What to work on:
Scan the data that follows and count the lines with the string "Bank"; answer with the count alone.

Input material:
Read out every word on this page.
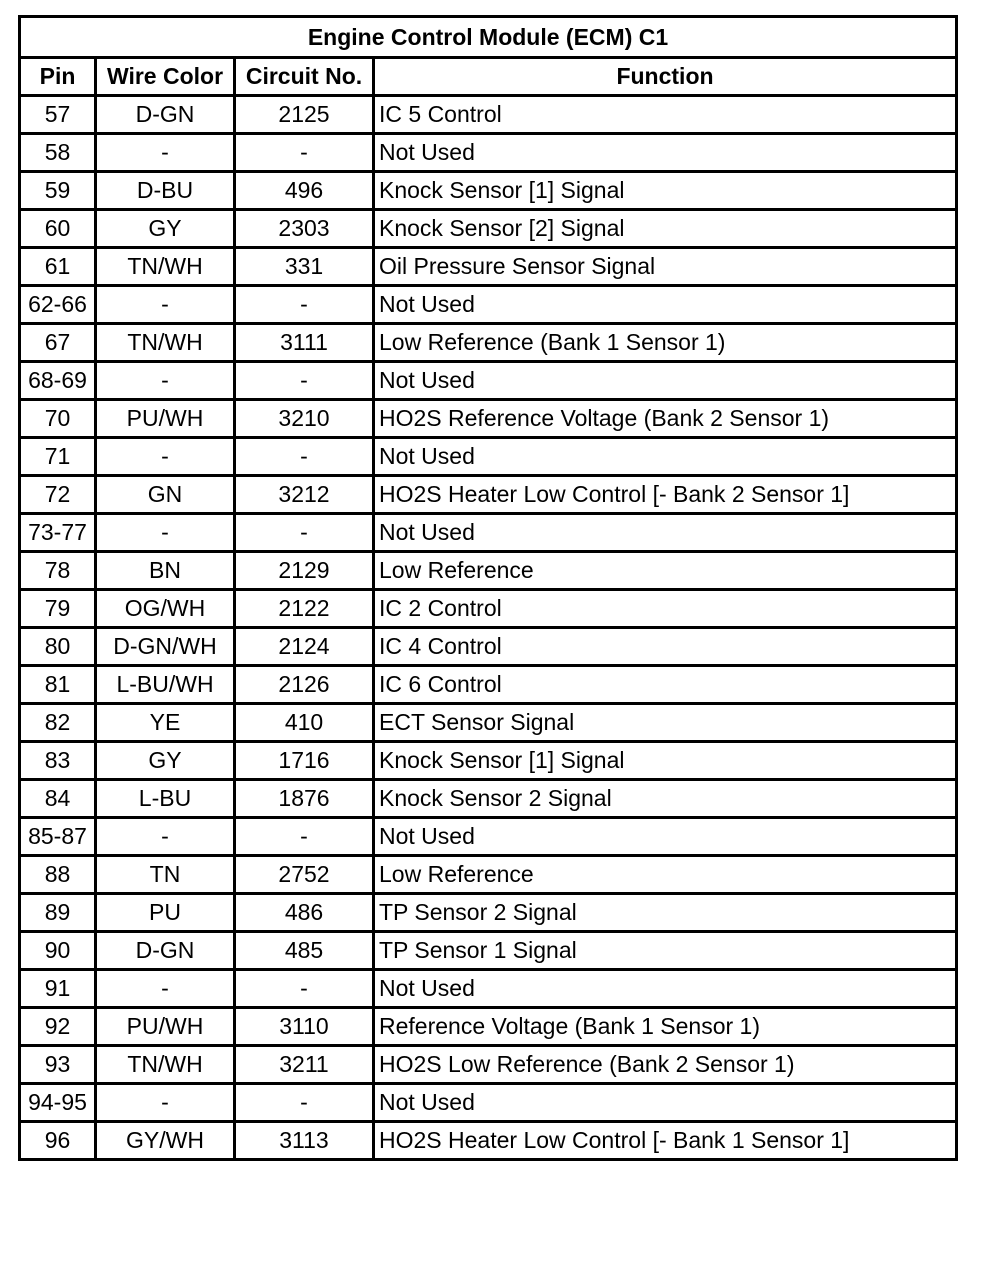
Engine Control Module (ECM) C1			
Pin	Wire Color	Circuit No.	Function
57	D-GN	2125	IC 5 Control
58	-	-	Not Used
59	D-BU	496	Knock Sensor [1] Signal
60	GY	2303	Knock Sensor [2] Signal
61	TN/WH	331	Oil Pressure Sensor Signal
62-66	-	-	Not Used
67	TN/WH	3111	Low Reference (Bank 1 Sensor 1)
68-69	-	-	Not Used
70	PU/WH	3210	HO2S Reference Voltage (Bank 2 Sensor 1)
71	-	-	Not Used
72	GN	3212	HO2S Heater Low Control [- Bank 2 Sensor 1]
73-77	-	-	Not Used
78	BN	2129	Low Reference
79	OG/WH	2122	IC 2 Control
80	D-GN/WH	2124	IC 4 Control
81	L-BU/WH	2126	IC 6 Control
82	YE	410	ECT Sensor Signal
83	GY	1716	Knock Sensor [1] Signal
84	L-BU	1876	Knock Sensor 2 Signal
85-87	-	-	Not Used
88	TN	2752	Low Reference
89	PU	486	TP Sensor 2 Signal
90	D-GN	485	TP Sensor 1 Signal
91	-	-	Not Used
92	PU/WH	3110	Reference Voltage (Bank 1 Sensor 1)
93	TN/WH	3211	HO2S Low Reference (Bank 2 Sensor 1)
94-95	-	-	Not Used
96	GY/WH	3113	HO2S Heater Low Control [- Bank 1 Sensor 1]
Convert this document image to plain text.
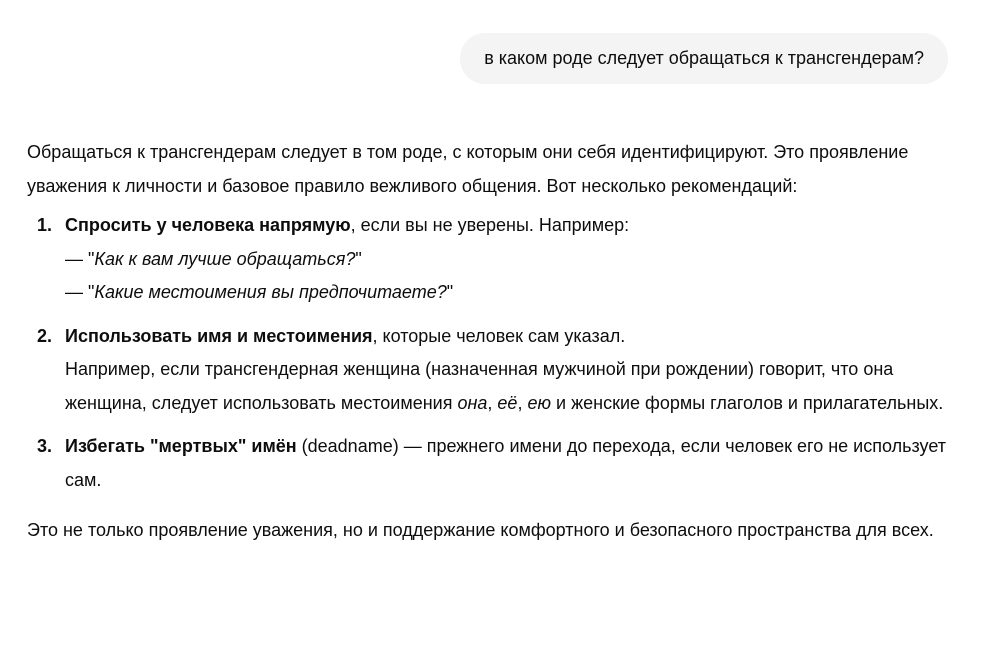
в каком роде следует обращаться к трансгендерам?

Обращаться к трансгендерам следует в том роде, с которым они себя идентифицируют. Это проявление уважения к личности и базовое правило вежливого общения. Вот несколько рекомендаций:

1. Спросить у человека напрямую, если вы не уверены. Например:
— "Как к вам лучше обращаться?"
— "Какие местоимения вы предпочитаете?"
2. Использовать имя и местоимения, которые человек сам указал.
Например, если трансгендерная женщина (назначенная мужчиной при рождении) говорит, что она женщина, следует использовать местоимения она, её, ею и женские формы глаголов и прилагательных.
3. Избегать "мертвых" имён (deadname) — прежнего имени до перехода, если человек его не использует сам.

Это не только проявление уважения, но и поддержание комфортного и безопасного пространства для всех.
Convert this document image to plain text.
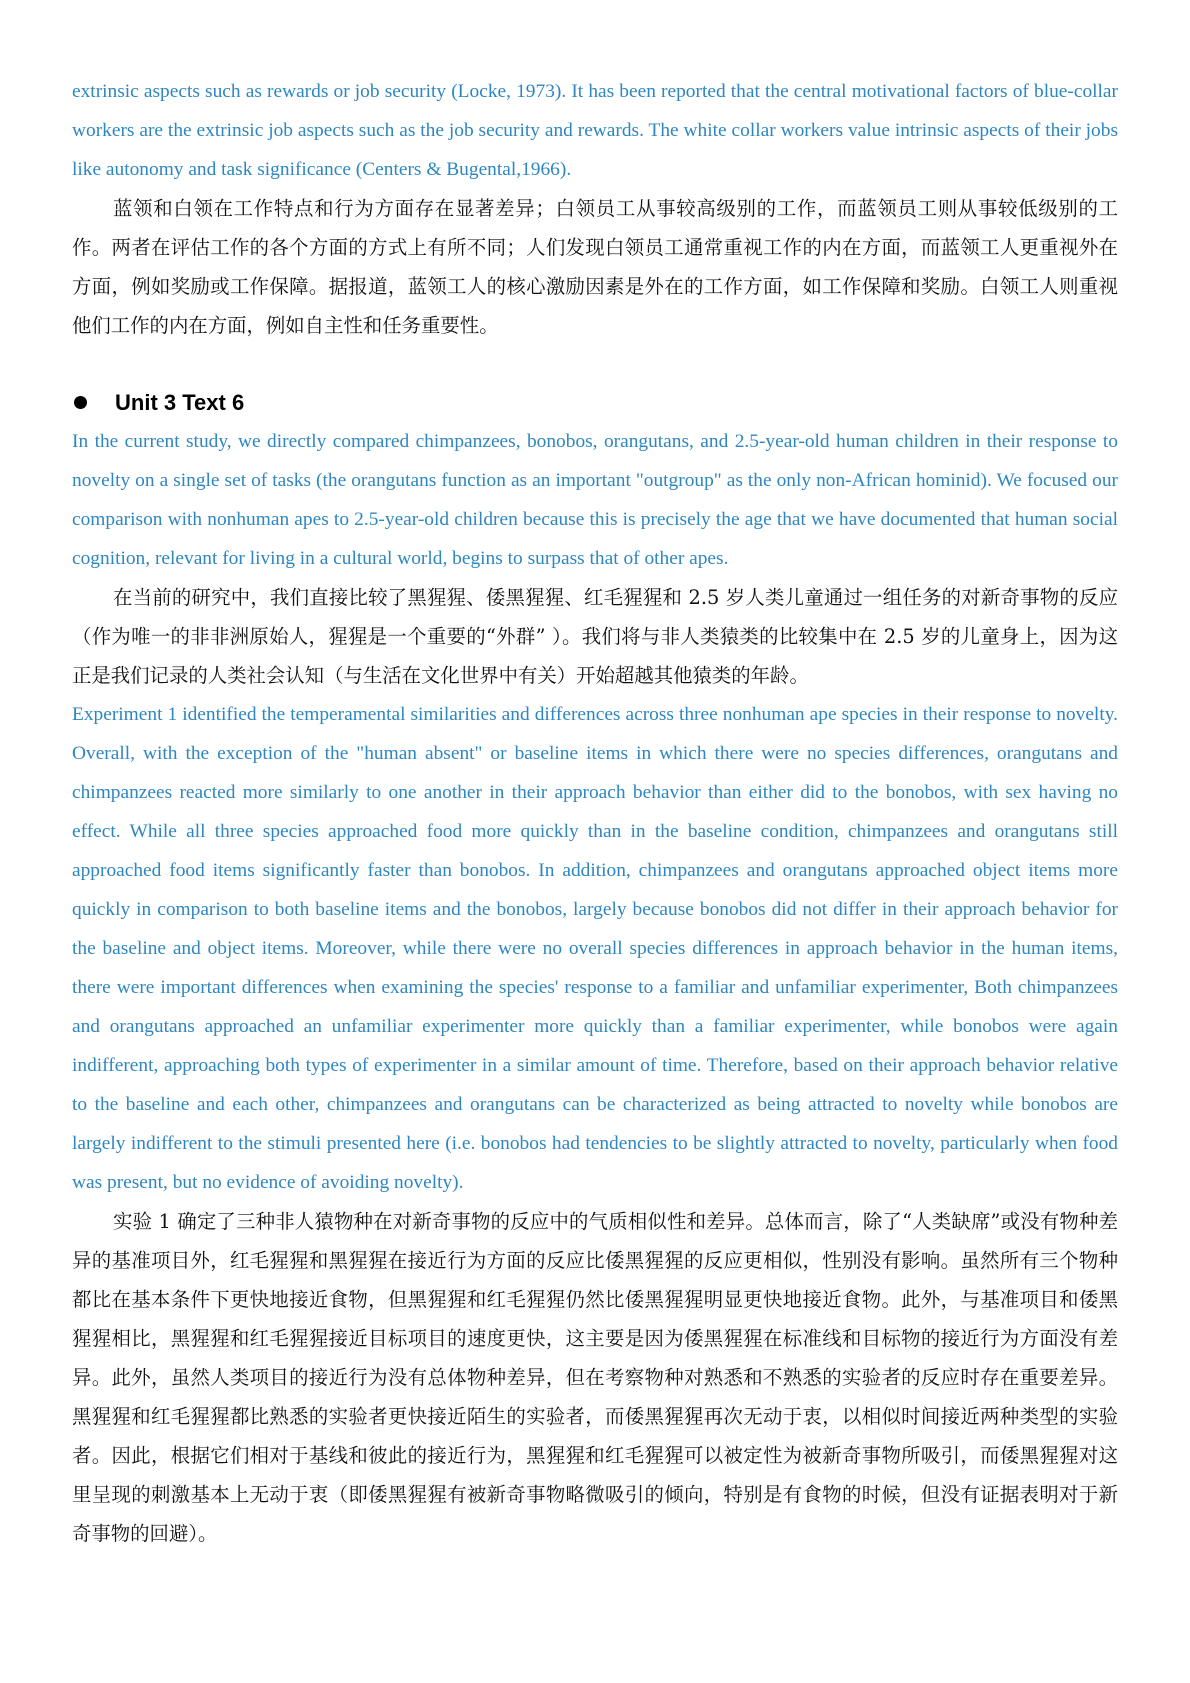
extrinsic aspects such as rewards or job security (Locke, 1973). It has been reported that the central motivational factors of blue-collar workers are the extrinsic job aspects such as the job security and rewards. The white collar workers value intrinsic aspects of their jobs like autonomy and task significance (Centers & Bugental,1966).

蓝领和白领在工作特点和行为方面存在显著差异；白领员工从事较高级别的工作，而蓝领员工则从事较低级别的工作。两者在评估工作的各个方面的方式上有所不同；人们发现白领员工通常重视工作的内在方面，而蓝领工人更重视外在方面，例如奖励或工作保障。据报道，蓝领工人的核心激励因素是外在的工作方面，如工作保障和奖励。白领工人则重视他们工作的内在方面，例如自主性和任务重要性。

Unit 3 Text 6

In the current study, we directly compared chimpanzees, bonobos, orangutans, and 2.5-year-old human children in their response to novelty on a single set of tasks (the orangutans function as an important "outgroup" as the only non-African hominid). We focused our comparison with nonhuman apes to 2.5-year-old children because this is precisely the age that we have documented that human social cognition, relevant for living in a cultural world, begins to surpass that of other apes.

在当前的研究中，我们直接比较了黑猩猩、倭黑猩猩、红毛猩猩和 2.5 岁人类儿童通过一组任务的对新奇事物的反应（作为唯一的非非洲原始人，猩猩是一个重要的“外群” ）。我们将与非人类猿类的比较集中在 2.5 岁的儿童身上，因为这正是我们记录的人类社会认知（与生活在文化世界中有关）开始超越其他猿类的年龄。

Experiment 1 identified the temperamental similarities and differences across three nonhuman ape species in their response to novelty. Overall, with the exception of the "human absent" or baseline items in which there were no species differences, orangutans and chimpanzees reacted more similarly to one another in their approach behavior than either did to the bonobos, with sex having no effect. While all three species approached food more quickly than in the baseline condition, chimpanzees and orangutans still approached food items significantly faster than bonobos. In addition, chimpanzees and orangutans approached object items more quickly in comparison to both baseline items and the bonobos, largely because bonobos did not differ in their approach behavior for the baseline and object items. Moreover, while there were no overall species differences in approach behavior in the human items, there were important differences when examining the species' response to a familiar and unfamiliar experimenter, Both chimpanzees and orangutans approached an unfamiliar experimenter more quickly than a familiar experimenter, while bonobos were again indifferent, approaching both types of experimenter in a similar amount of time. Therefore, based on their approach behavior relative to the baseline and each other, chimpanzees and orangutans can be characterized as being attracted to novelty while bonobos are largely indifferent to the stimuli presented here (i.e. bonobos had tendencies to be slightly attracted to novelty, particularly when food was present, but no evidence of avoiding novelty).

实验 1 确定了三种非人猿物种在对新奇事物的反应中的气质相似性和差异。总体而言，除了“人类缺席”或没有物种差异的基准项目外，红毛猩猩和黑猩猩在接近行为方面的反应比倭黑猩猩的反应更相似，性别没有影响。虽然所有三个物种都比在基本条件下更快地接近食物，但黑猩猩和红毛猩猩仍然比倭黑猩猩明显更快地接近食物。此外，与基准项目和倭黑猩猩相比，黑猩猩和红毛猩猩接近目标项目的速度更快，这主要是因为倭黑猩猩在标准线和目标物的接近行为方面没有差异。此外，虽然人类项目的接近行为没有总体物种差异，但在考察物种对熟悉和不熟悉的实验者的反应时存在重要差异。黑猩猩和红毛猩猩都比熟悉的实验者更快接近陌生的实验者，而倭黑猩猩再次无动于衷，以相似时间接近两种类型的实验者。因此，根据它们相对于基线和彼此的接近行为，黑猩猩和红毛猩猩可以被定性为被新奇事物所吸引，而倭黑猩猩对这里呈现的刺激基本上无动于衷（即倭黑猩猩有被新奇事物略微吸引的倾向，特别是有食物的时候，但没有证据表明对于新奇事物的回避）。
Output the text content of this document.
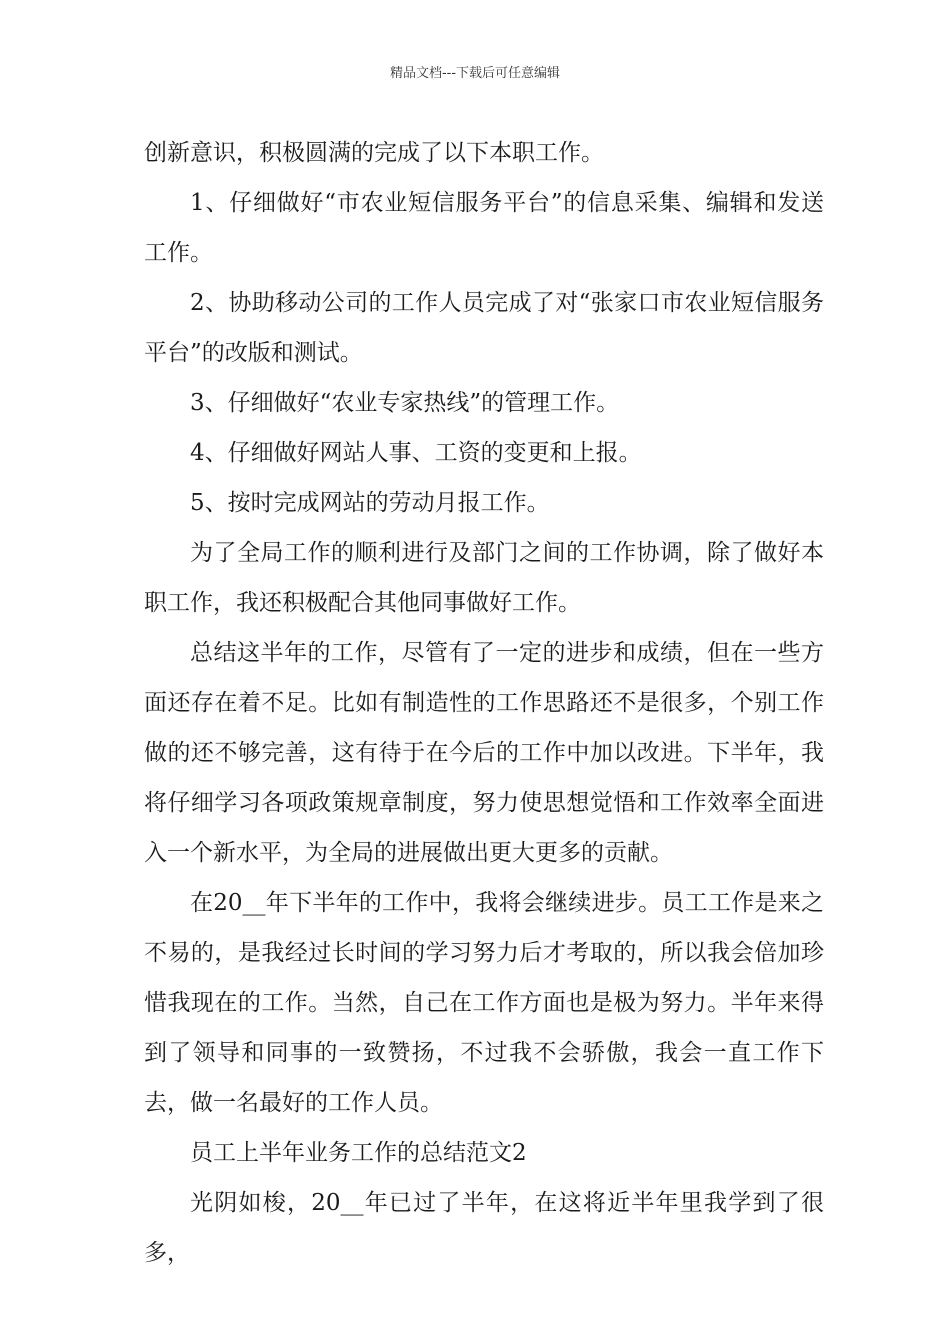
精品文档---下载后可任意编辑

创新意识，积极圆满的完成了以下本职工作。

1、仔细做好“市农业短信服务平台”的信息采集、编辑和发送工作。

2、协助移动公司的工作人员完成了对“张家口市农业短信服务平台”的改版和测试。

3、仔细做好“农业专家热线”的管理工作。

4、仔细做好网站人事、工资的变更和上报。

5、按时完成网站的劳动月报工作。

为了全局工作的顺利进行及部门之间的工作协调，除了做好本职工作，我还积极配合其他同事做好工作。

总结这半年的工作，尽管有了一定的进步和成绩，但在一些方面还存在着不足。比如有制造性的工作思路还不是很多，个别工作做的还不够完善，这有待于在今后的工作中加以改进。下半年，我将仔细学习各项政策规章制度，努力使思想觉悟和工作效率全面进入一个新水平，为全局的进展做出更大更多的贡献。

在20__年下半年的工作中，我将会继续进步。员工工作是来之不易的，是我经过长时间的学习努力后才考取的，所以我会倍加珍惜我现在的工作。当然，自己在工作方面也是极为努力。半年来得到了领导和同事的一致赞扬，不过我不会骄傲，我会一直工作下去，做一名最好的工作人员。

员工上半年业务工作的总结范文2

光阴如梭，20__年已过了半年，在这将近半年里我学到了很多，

Final result:
6